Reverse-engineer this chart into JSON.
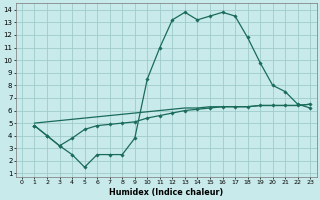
{
  "xlabel": "Humidex (Indice chaleur)",
  "bg_color": "#c8eaea",
  "grid_color": "#a0cccc",
  "line_color": "#1a6b5a",
  "xlim": [
    -0.5,
    23.5
  ],
  "ylim": [
    0.7,
    14.5
  ],
  "xticks": [
    0,
    1,
    2,
    3,
    4,
    5,
    6,
    7,
    8,
    9,
    10,
    11,
    12,
    13,
    14,
    15,
    16,
    17,
    18,
    19,
    20,
    21,
    22,
    23
  ],
  "yticks": [
    1,
    2,
    3,
    4,
    5,
    6,
    7,
    8,
    9,
    10,
    11,
    12,
    13,
    14
  ],
  "line1_x": [
    1,
    2,
    3,
    4,
    5,
    6,
    7,
    8,
    9,
    10,
    11,
    12,
    13,
    14,
    15,
    16,
    17,
    18,
    19,
    20,
    21,
    22,
    23
  ],
  "line1_y": [
    4.8,
    4.0,
    3.2,
    2.5,
    1.5,
    2.5,
    2.5,
    2.5,
    3.8,
    8.5,
    11.0,
    13.2,
    13.8,
    13.2,
    13.5,
    13.8,
    13.5,
    11.8,
    9.8,
    8.0,
    7.5,
    6.5,
    6.2
  ],
  "line2_x": [
    1,
    2,
    3,
    4,
    5,
    6,
    7,
    8,
    9,
    10,
    11,
    12,
    13,
    14,
    15,
    16,
    17,
    18,
    19,
    20,
    21,
    22,
    23
  ],
  "line2_y": [
    5.0,
    5.1,
    5.2,
    5.3,
    5.4,
    5.5,
    5.6,
    5.7,
    5.8,
    5.9,
    6.0,
    6.1,
    6.2,
    6.2,
    6.3,
    6.3,
    6.3,
    6.3,
    6.4,
    6.4,
    6.4,
    6.4,
    6.5
  ],
  "line3_x": [
    1,
    2,
    3,
    4,
    5,
    6,
    7,
    8,
    9,
    10,
    11,
    12,
    13,
    14,
    15,
    16,
    17,
    18,
    19,
    20,
    21,
    22,
    23
  ],
  "line3_y": [
    4.8,
    4.0,
    3.2,
    3.8,
    4.5,
    4.8,
    4.9,
    5.0,
    5.1,
    5.4,
    5.6,
    5.8,
    6.0,
    6.1,
    6.2,
    6.3,
    6.3,
    6.3,
    6.4,
    6.4,
    6.4,
    6.4,
    6.5
  ]
}
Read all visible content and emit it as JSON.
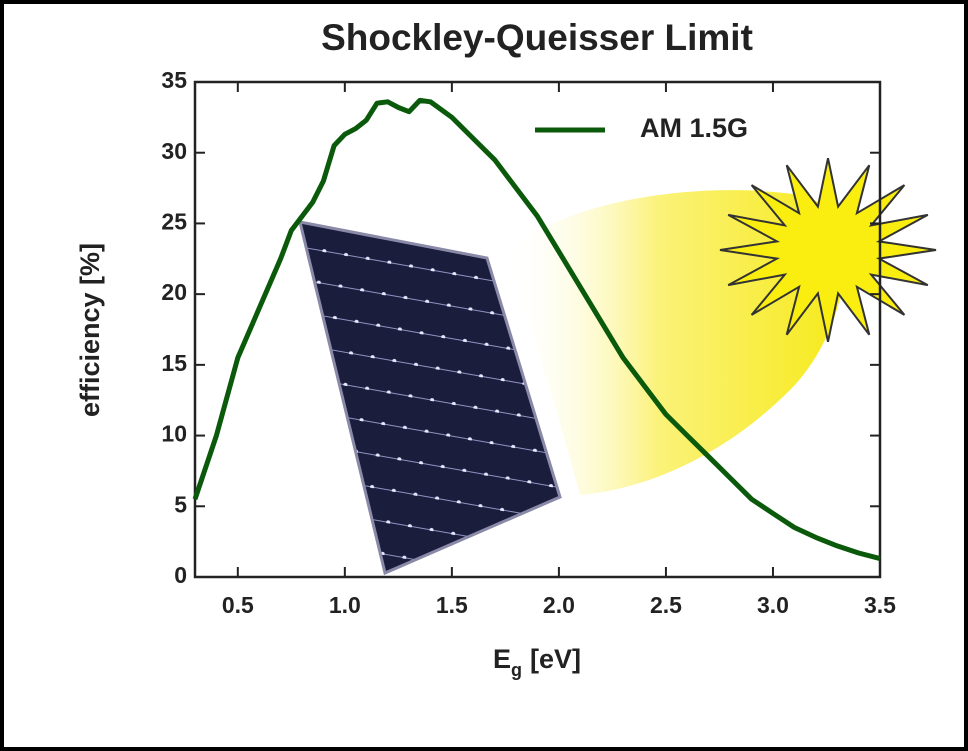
{
  "chart_data": {
    "type": "line",
    "title": "Shockley-Queisser Limit",
    "xlabel": [
      "E",
      "g",
      "[eV]"
    ],
    "ylabel": "efficiency [%]",
    "x": [
      0.3,
      0.4,
      0.5,
      0.6,
      0.7,
      0.75,
      0.8,
      0.85,
      0.9,
      0.95,
      1.0,
      1.05,
      1.1,
      1.15,
      1.2,
      1.25,
      1.3,
      1.35,
      1.4,
      1.5,
      1.6,
      1.7,
      1.8,
      1.9,
      2.0,
      2.1,
      2.2,
      2.3,
      2.4,
      2.5,
      2.6,
      2.7,
      2.8,
      2.9,
      3.0,
      3.1,
      3.2,
      3.3,
      3.4,
      3.5
    ],
    "series": [
      {
        "name": "AM 1.5G",
        "color": "#0b5a0b",
        "values": [
          5.5,
          10,
          15.5,
          19,
          22.5,
          24.5,
          25.5,
          26.5,
          28,
          30.5,
          31.3,
          31.7,
          32.3,
          33.5,
          33.6,
          33.2,
          32.9,
          33.7,
          33.6,
          32.5,
          31,
          29.5,
          27.5,
          25.5,
          23,
          20.5,
          18,
          15.5,
          13.5,
          11.5,
          10,
          8.5,
          7,
          5.5,
          4.5,
          3.5,
          2.8,
          2.2,
          1.7,
          1.3
        ]
      }
    ],
    "xlim": [
      0.3,
      3.5
    ],
    "xticks": [
      0.5,
      {
        "value": 1,
        "label": "1.0"
      },
      1.5,
      {
        "value": 2,
        "label": "2.0"
      },
      2.5,
      {
        "value": 3,
        "label": "3.0"
      },
      3.5
    ],
    "ylim": [
      0,
      35
    ],
    "yticks": [
      0,
      5,
      10,
      15,
      20,
      25,
      30,
      35
    ],
    "legend": "upper right"
  }
}
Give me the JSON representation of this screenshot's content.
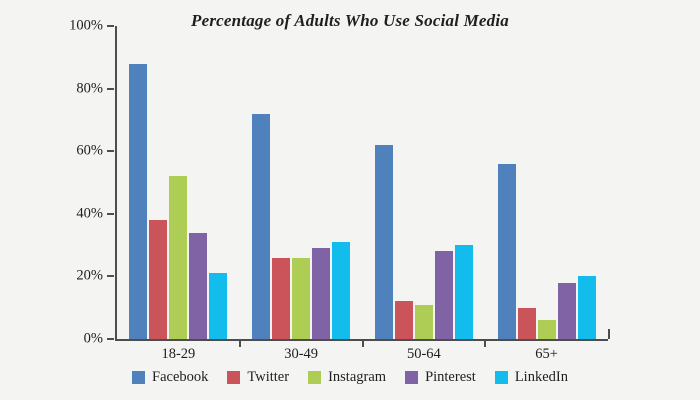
{
  "chart_data": {
    "type": "bar",
    "title": "Percentage of Adults Who Use Social Media",
    "categories": [
      "18-29",
      "30-49",
      "50-64",
      "65+"
    ],
    "series": [
      {
        "name": "Facebook",
        "color": "#4f81bd",
        "values": [
          88,
          72,
          62,
          56
        ]
      },
      {
        "name": "Twitter",
        "color": "#cb545a",
        "values": [
          38,
          26,
          12,
          10
        ]
      },
      {
        "name": "Instagram",
        "color": "#aecd55",
        "values": [
          52,
          26,
          11,
          6
        ]
      },
      {
        "name": "Pinterest",
        "color": "#7f63a5",
        "values": [
          34,
          29,
          28,
          18
        ]
      },
      {
        "name": "LinkedIn",
        "color": "#12bdee",
        "values": [
          21,
          31,
          30,
          20
        ]
      }
    ],
    "y_ticks": [
      "0%",
      "20%",
      "40%",
      "60%",
      "80%",
      "100%"
    ],
    "ylim": [
      0,
      100
    ],
    "grid": false,
    "legend_position": "bottom",
    "xlabel": "",
    "ylabel": ""
  },
  "colors": {
    "background": "#f4f4f2",
    "axis": "#4d4d4d",
    "text": "#1f1f1f"
  }
}
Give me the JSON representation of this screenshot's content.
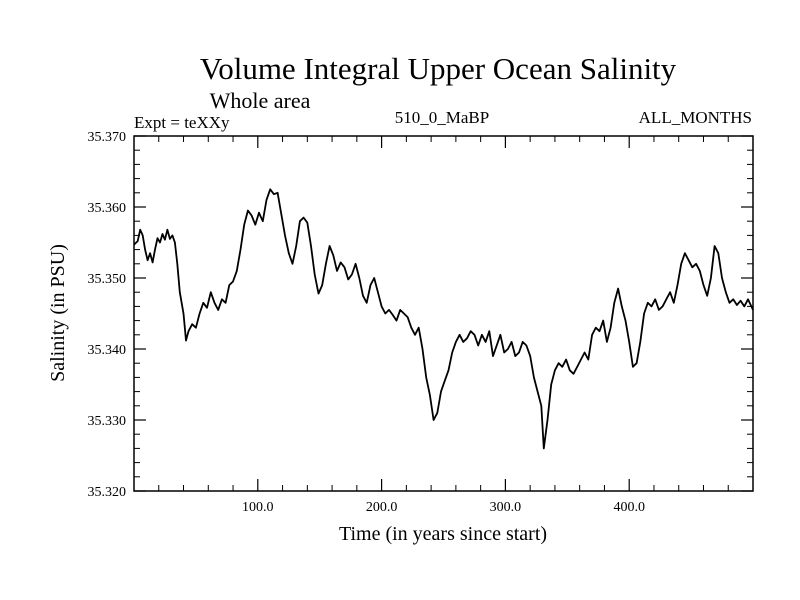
{
  "chart_data": {
    "type": "line",
    "title": "Volume Integral Upper Ocean Salinity",
    "subtitle": "Whole area",
    "header_left": "Expt = teXXy",
    "header_center": "510_0_MaBP",
    "header_right": "ALL_MONTHS",
    "xlabel": "Time (in years since start)",
    "ylabel": "Salinity (in PSU)",
    "xlim": [
      0,
      500
    ],
    "ylim": [
      35.32,
      35.37
    ],
    "x_ticks": [
      100,
      200,
      300,
      400
    ],
    "x_tick_labels": [
      "100.0",
      "200.0",
      "300.0",
      "400.0"
    ],
    "y_ticks": [
      35.32,
      35.33,
      35.34,
      35.35,
      35.36,
      35.37
    ],
    "y_tick_labels": [
      "35.320",
      "35.330",
      "35.340",
      "35.350",
      "35.360",
      "35.370"
    ],
    "grid": false,
    "series": [
      {
        "name": "salinity",
        "color": "#000000",
        "points": [
          [
            0,
            35.3547
          ],
          [
            3,
            35.3552
          ],
          [
            5,
            35.3568
          ],
          [
            7,
            35.356
          ],
          [
            9,
            35.354
          ],
          [
            11,
            35.3525
          ],
          [
            13,
            35.3535
          ],
          [
            15,
            35.3522
          ],
          [
            17,
            35.354
          ],
          [
            19,
            35.3556
          ],
          [
            21,
            35.355
          ],
          [
            23,
            35.3562
          ],
          [
            25,
            35.3554
          ],
          [
            27,
            35.3568
          ],
          [
            29,
            35.3555
          ],
          [
            31,
            35.356
          ],
          [
            33,
            35.355
          ],
          [
            35,
            35.352
          ],
          [
            37,
            35.348
          ],
          [
            40,
            35.345
          ],
          [
            42,
            35.3412
          ],
          [
            44,
            35.3425
          ],
          [
            47,
            35.3435
          ],
          [
            50,
            35.343
          ],
          [
            53,
            35.345
          ],
          [
            56,
            35.3465
          ],
          [
            59,
            35.3458
          ],
          [
            62,
            35.348
          ],
          [
            65,
            35.3465
          ],
          [
            68,
            35.3455
          ],
          [
            71,
            35.347
          ],
          [
            74,
            35.3465
          ],
          [
            77,
            35.349
          ],
          [
            80,
            35.3495
          ],
          [
            83,
            35.351
          ],
          [
            86,
            35.354
          ],
          [
            89,
            35.3575
          ],
          [
            92,
            35.3595
          ],
          [
            95,
            35.3588
          ],
          [
            98,
            35.3575
          ],
          [
            101,
            35.3592
          ],
          [
            104,
            35.358
          ],
          [
            107,
            35.361
          ],
          [
            110,
            35.3625
          ],
          [
            113,
            35.3618
          ],
          [
            116,
            35.362
          ],
          [
            119,
            35.359
          ],
          [
            122,
            35.356
          ],
          [
            125,
            35.3535
          ],
          [
            128,
            35.352
          ],
          [
            131,
            35.3545
          ],
          [
            134,
            35.358
          ],
          [
            137,
            35.3585
          ],
          [
            140,
            35.3578
          ],
          [
            143,
            35.3545
          ],
          [
            146,
            35.3505
          ],
          [
            149,
            35.3478
          ],
          [
            152,
            35.349
          ],
          [
            155,
            35.352
          ],
          [
            158,
            35.3545
          ],
          [
            161,
            35.3532
          ],
          [
            164,
            35.351
          ],
          [
            167,
            35.3522
          ],
          [
            170,
            35.3515
          ],
          [
            173,
            35.3498
          ],
          [
            176,
            35.3505
          ],
          [
            179,
            35.352
          ],
          [
            182,
            35.35
          ],
          [
            185,
            35.3475
          ],
          [
            188,
            35.3465
          ],
          [
            191,
            35.349
          ],
          [
            194,
            35.35
          ],
          [
            197,
            35.348
          ],
          [
            200,
            35.346
          ],
          [
            203,
            35.345
          ],
          [
            206,
            35.3455
          ],
          [
            209,
            35.3448
          ],
          [
            212,
            35.344
          ],
          [
            215,
            35.3455
          ],
          [
            218,
            35.345
          ],
          [
            221,
            35.3445
          ],
          [
            224,
            35.343
          ],
          [
            227,
            35.342
          ],
          [
            230,
            35.343
          ],
          [
            233,
            35.34
          ],
          [
            236,
            35.336
          ],
          [
            239,
            35.3335
          ],
          [
            242,
            35.33
          ],
          [
            245,
            35.331
          ],
          [
            248,
            35.334
          ],
          [
            251,
            35.3355
          ],
          [
            254,
            35.337
          ],
          [
            257,
            35.3395
          ],
          [
            260,
            35.341
          ],
          [
            263,
            35.342
          ],
          [
            266,
            35.341
          ],
          [
            269,
            35.3415
          ],
          [
            272,
            35.3425
          ],
          [
            275,
            35.342
          ],
          [
            278,
            35.3405
          ],
          [
            281,
            35.342
          ],
          [
            284,
            35.341
          ],
          [
            287,
            35.3425
          ],
          [
            290,
            35.339
          ],
          [
            293,
            35.3405
          ],
          [
            296,
            35.342
          ],
          [
            299,
            35.3395
          ],
          [
            302,
            35.34
          ],
          [
            305,
            35.341
          ],
          [
            308,
            35.339
          ],
          [
            311,
            35.3395
          ],
          [
            314,
            35.341
          ],
          [
            317,
            35.3405
          ],
          [
            320,
            35.339
          ],
          [
            323,
            35.336
          ],
          [
            326,
            35.334
          ],
          [
            329,
            35.332
          ],
          [
            331,
            35.326
          ],
          [
            334,
            35.33
          ],
          [
            337,
            35.335
          ],
          [
            340,
            35.337
          ],
          [
            343,
            35.338
          ],
          [
            346,
            35.3375
          ],
          [
            349,
            35.3385
          ],
          [
            352,
            35.337
          ],
          [
            355,
            35.3365
          ],
          [
            358,
            35.3375
          ],
          [
            361,
            35.3385
          ],
          [
            364,
            35.3395
          ],
          [
            367,
            35.3385
          ],
          [
            370,
            35.342
          ],
          [
            373,
            35.343
          ],
          [
            376,
            35.3425
          ],
          [
            379,
            35.344
          ],
          [
            382,
            35.341
          ],
          [
            385,
            35.343
          ],
          [
            388,
            35.3465
          ],
          [
            391,
            35.3485
          ],
          [
            394,
            35.346
          ],
          [
            397,
            35.344
          ],
          [
            400,
            35.341
          ],
          [
            403,
            35.3375
          ],
          [
            406,
            35.338
          ],
          [
            409,
            35.341
          ],
          [
            412,
            35.345
          ],
          [
            415,
            35.3465
          ],
          [
            418,
            35.346
          ],
          [
            421,
            35.347
          ],
          [
            424,
            35.3455
          ],
          [
            427,
            35.346
          ],
          [
            430,
            35.347
          ],
          [
            433,
            35.348
          ],
          [
            436,
            35.3465
          ],
          [
            439,
            35.349
          ],
          [
            442,
            35.352
          ],
          [
            445,
            35.3535
          ],
          [
            448,
            35.3525
          ],
          [
            451,
            35.3515
          ],
          [
            454,
            35.352
          ],
          [
            457,
            35.351
          ],
          [
            460,
            35.349
          ],
          [
            463,
            35.3475
          ],
          [
            466,
            35.35
          ],
          [
            469,
            35.3545
          ],
          [
            472,
            35.3535
          ],
          [
            475,
            35.35
          ],
          [
            478,
            35.348
          ],
          [
            481,
            35.3465
          ],
          [
            484,
            35.347
          ],
          [
            487,
            35.3462
          ],
          [
            490,
            35.3468
          ],
          [
            493,
            35.346
          ],
          [
            496,
            35.347
          ],
          [
            500,
            35.3455
          ]
        ]
      }
    ]
  }
}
- - - - - - -
_STATED TASK_
Go through the data and count each line that has the word "xlabel", then give the total alone.

_WRITTEN SOLUTION_
4